#### STATED TASK:
Can you copy the material below word for word, leaving out the pictures?
..........
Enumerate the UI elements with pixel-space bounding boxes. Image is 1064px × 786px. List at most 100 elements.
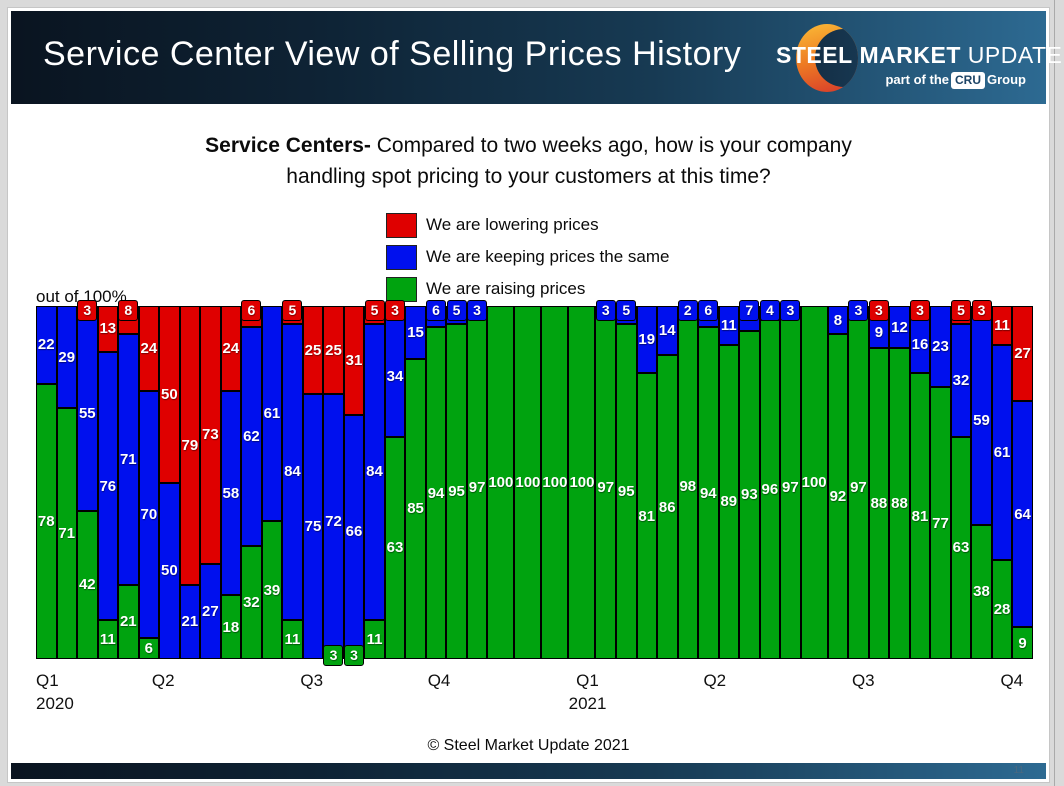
bar-column: 22 78 [36,306,57,659]
segment-label-raising: 95 [617,482,635,500]
page-number: 11 [1013,765,1024,776]
bar-column: 3 59 38 [971,300,992,659]
segment-label-raising: 86 [658,498,676,516]
segment-keeping: 71 [118,334,139,585]
question-rest: Compared to two weeks ago, how is your c… [370,134,852,157]
segment-raising: 94 [425,327,447,659]
segment-label-raising: 100 [569,474,595,491]
segment-raising: 97 [848,316,869,659]
segment-lowering: 25 [323,306,344,395]
segment-raising: 71 [56,408,78,659]
segment-label-raising: 39 [263,581,281,599]
segment-raising: 97 [595,316,616,659]
segment-label-raising: 32 [243,594,260,611]
segment-label-raising: 97 [468,479,486,497]
segment-raising: 11 [282,620,303,659]
legend-label-raising: We are raising prices [426,279,586,298]
segment-badge-keeping: 5 [446,300,467,321]
bar-column: 31 66 3 [343,306,365,666]
legend: We are lowering prices We are keeping pr… [386,209,669,305]
segment-badge-keeping: 3 [780,300,801,321]
segment-raising: 11 [364,620,385,659]
segment-label-lowering: 73 [202,426,219,444]
x-axis-tick-quarter: Q2 [151,671,175,690]
segment-label-raising: 98 [679,477,697,495]
segment-label-raising: 42 [78,576,96,594]
segment-raising: 95 [446,323,467,659]
segment-label-raising: 63 [386,539,404,557]
bar-column: 2 98 [677,300,699,659]
segment-label-raising: 97 [597,479,615,497]
x-axis-tick-quarter: Q1 [36,671,59,690]
segment-label-lowering: 11 [994,316,1010,334]
segment-keeping: 32 [950,323,972,437]
x-axis-tick-quarter: Q3 [300,671,324,690]
bar-column: 5 84 11 [282,300,303,659]
segment-keeping: 58 [220,390,242,596]
segment-keeping: 8 [827,306,849,335]
bar-column: 3 55 42 [77,300,98,659]
segment-label-raising: 71 [58,525,76,543]
segment-keeping: 70 [138,390,160,638]
segment-keeping: 34 [384,316,406,437]
x-axis-tick: Q1 2020 [36,669,74,715]
bar-column: 100 [568,306,596,659]
bar-column: 6 62 32 [241,300,262,659]
segment-label-lowering: 31 [345,352,363,370]
segment-raising: 97 [466,316,488,659]
segment-raising: 42 [77,510,98,659]
segment-badge-keeping: 3 [595,300,616,321]
segment-raising: 100 [514,306,542,659]
bar-column: 73 27 [200,306,221,659]
segment-badge-lowering: 6 [241,300,262,321]
segment-raising: 28 [991,560,1013,659]
segment-label-raising: 11 [99,631,116,649]
segment-label-raising: 11 [284,631,301,649]
smu-logo: STEEL MARKET UPDATE part of the CRU Group [776,15,1062,101]
segment-keeping: 23 [930,306,951,388]
segment-label-keeping: 72 [325,512,342,530]
chart-area: 22 78 29 71 3 55 42 13 76 11 8 71 21 24 70 6 50 50 79 21 73 2… [36,300,1033,666]
segment-label-raising: 77 [932,514,949,532]
segment-badge-raising: 3 [343,645,364,666]
segment-lowering: 11 [991,306,1013,345]
segment-label-keeping: 58 [222,484,240,502]
segment-label-keeping: 71 [119,451,137,469]
smu-logo-tagline: part of the CRU Group [885,72,1026,89]
legend-swatch-lowering-icon [386,212,417,238]
segment-label-raising: 18 [222,618,240,636]
bar-column: 100 [487,306,515,659]
segment-label-keeping: 61 [263,405,281,423]
segment-keeping: 61 [261,306,283,522]
segment-raising: 63 [950,436,972,659]
segment-badge-lowering: 3 [77,300,98,321]
segment-raising: 78 [36,383,57,659]
segment-lowering: 25 [302,306,324,395]
segment-keeping: 64 [1012,401,1033,628]
segment-badge-lowering: 3 [868,300,889,321]
segment-keeping: 59 [971,316,992,525]
segment-label-raising: 81 [911,507,929,525]
segment-keeping: 16 [909,316,931,374]
segment-raising: 100 [541,306,569,659]
segment-label-keeping: 15 [407,323,424,341]
segment-keeping: 29 [56,306,78,409]
bar-column: 25 72 3 [323,306,344,666]
segment-raising: 95 [615,323,637,659]
segment-raising: 100 [568,306,596,659]
segment-lowering: 27 [1012,306,1033,402]
segment-raising: 98 [677,313,699,659]
logo-steel: STEEL [776,42,853,68]
bar-column: 11 89 [718,306,740,659]
segment-badge-keeping: 2 [677,300,698,321]
bar-column: 100 [800,306,828,659]
segment-label-raising: 100 [542,474,568,491]
segment-label-keeping: 9 [874,323,884,341]
segment-raising: 63 [384,436,406,659]
bar-column: 14 86 [657,306,678,659]
segment-raising: 94 [698,327,719,659]
bar-column: 5 95 [446,300,467,659]
segment-badge-lowering: 5 [364,300,385,321]
segment-badge-lowering: 3 [909,300,930,321]
x-axis-tick: Q4 [428,669,451,692]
..........
#### FULL RESPONSE:
Enumerate the UI elements with pixel-space bounding boxes. Image is 1064px × 786px. List at most 100 elements.
bar-column: 22 78 [36,306,57,659]
segment-label-raising: 95 [617,482,635,500]
page-number: 11 [1013,765,1024,776]
bar-column: 3 59 38 [971,300,992,659]
segment-label-raising: 86 [658,498,676,516]
segment-keeping: 71 [118,334,139,585]
question-rest: Compared to two weeks ago, how is your c… [370,134,852,157]
segment-raising: 94 [425,327,447,659]
segment-label-raising: 100 [569,474,595,491]
segment-raising: 97 [848,316,869,659]
segment-lowering: 25 [323,306,344,395]
segment-raising: 71 [56,408,78,659]
segment-label-raising: 39 [263,581,281,599]
segment-raising: 97 [595,316,616,659]
segment-label-raising: 32 [243,594,260,611]
segment-label-raising: 97 [468,479,486,497]
segment-raising: 11 [282,620,303,659]
legend-label-raising: We are raising prices [426,279,586,298]
segment-badge-keeping: 5 [446,300,467,321]
bar-column: 31 66 3 [343,306,365,666]
legend: We are lowering prices We are keeping pr… [386,209,669,305]
segment-badge-keeping: 3 [780,300,801,321]
segment-raising: 11 [364,620,385,659]
segment-label-lowering: 73 [202,426,219,444]
x-axis-tick-quarter: Q2 [151,671,175,690]
segment-label-raising: 98 [679,477,697,495]
segment-label-raising: 42 [78,576,96,594]
segment-raising: 95 [446,323,467,659]
segment-label-raising: 63 [386,539,404,557]
bar-column: 2 98 [677,300,699,659]
segment-label-raising: 97 [597,479,615,497]
x-axis-tick-quarter: Q1 [36,671,59,690]
segment-label-lowering: 11 [994,316,1010,334]
segment-keeping: 32 [950,323,972,437]
x-axis-tick-quarter: Q3 [300,671,324,690]
bar-column: 5 84 11 [282,300,303,659]
segment-keeping: 58 [220,390,242,596]
segment-keeping: 8 [827,306,849,335]
bar-column: 3 55 42 [77,300,98,659]
segment-label-raising: 71 [58,525,76,543]
segment-keeping: 70 [138,390,160,638]
segment-keeping: 34 [384,316,406,437]
x-axis-tick: Q1 2020 [36,669,74,715]
bar-column: 100 [568,306,596,659]
bar-column: 6 62 32 [241,300,262,659]
segment-label-lowering: 31 [345,352,363,370]
segment-raising: 97 [466,316,488,659]
segment-raising: 42 [77,510,98,659]
segment-badge-keeping: 3 [595,300,616,321]
segment-raising: 100 [514,306,542,659]
bar-column: 73 27 [200,306,221,659]
segment-badge-lowering: 6 [241,300,262,321]
segment-raising: 28 [991,560,1013,659]
segment-label-raising: 11 [99,631,116,649]
segment-label-raising: 11 [284,631,301,649]
smu-logo: STEEL MARKET UPDATE part of the CRU Group [776,15,1062,101]
segment-keeping: 23 [930,306,951,388]
segment-label-keeping: 72 [325,512,342,530]
chart-area: 22 78 29 71 3 55 42 13 76 11 8 71 21 24 70 6 50 50 79 21 73 2… [36,300,1033,666]
segment-label-raising: 77 [932,514,949,532]
segment-badge-raising: 3 [343,645,364,666]
segment-lowering: 11 [991,306,1013,345]
segment-label-keeping: 58 [222,484,240,502]
segment-label-keeping: 71 [119,451,137,469]
smu-logo-tagline: part of the CRU Group [885,72,1026,89]
legend-swatch-lowering-icon [386,212,417,238]
segment-label-raising: 18 [222,618,240,636]
bar-column: 100 [487,306,515,659]
segment-label-keeping: 61 [263,405,281,423]
segment-keeping: 61 [261,306,283,522]
segment-raising: 63 [950,436,972,659]
segment-badge-lowering: 3 [77,300,98,321]
segment-raising: 78 [36,383,57,659]
segment-lowering: 25 [302,306,324,395]
segment-keeping: 64 [1012,401,1033,628]
segment-badge-lowering: 3 [868,300,889,321]
segment-keeping: 59 [971,316,992,525]
segment-label-raising: 81 [911,507,929,525]
segment-keeping: 16 [909,316,931,374]
segment-raising: 100 [541,306,569,659]
segment-label-keeping: 15 [407,323,424,341]
segment-keeping: 29 [56,306,78,409]
bar-column: 25 72 3 [323,306,344,666]
segment-raising: 95 [615,323,637,659]
segment-raising: 100 [568,306,596,659]
segment-lowering: 27 [1012,306,1033,402]
segment-raising: 98 [677,313,699,659]
logo-steel: STEEL [776,42,853,68]
bar-column: 11 89 [718,306,740,659]
segment-badge-keeping: 2 [677,300,698,321]
bar-column: 100 [800,306,828,659]
segment-label-raising: 100 [542,474,568,491]
segment-label-keeping: 9 [874,323,884,341]
segment-raising: 63 [384,436,406,659]
bar-column: 14 86 [657,306,678,659]
segment-raising: 94 [698,327,719,659]
bar-column: 5 95 [446,300,467,659]
segment-badge-lowering: 5 [364,300,385,321]
segment-badge-lowering: 3 [909,300,930,321]
x-axis-tick: Q4 [428,669,451,692]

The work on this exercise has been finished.